Print out each record below, unaltered and complete, without its images.

======== Records to process ========

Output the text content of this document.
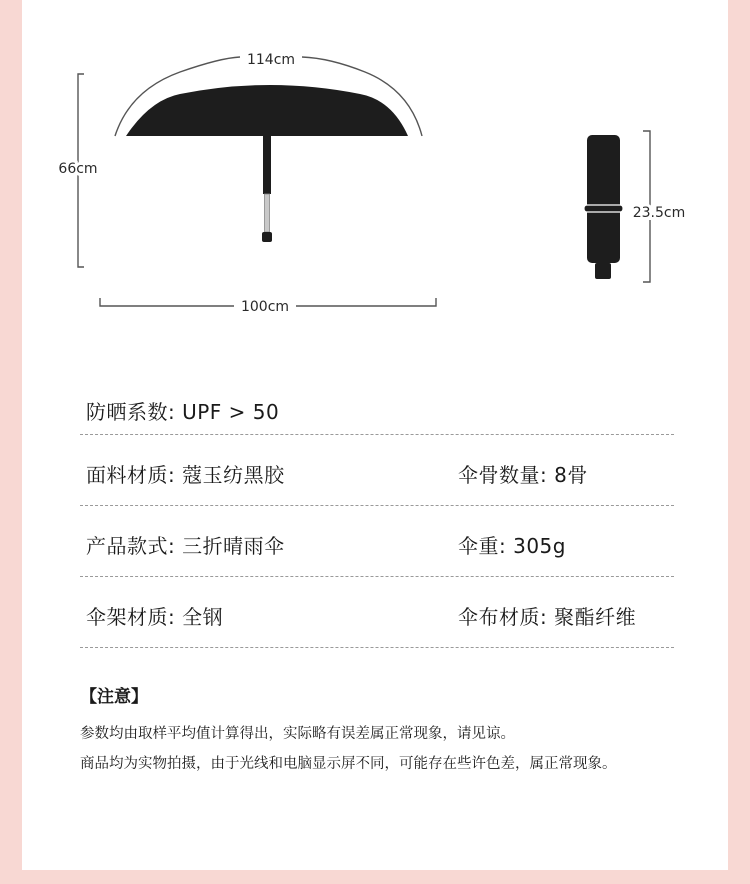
114cm
66cm
100cm
23.5cm
防晒系数: UPF > 50
面料材质: 蔻玉纺黑胶	伞骨数量: 8骨
产品款式: 三折晴雨伞	伞重: 305g
伞架材质: 全钢	伞布材质: 聚酯纤维
【注意】
参数均由取样平均值计算得出，实际略有误差属正常现象，请见谅。
商品均为实物拍摄，由于光线和电脑显示屏不同，可能存在些许色差，属正常现象。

========

* **Result for this exercise**
Output the text content of this document.
114cm
66cm
100cm
23.5cm
防晒系数: UPF > 50
面料材质: 蔻玉纺黑胶	伞骨数量: 8骨
产品款式: 三折晴雨伞	伞重: 305g
伞架材质: 全钢	伞布材质: 聚酯纤维
【注意】
参数均由取样平均值计算得出，实际略有误差属正常现象，请见谅。
商品均为实物拍摄，由于光线和电脑显示屏不同，可能存在些许色差，属正常现象。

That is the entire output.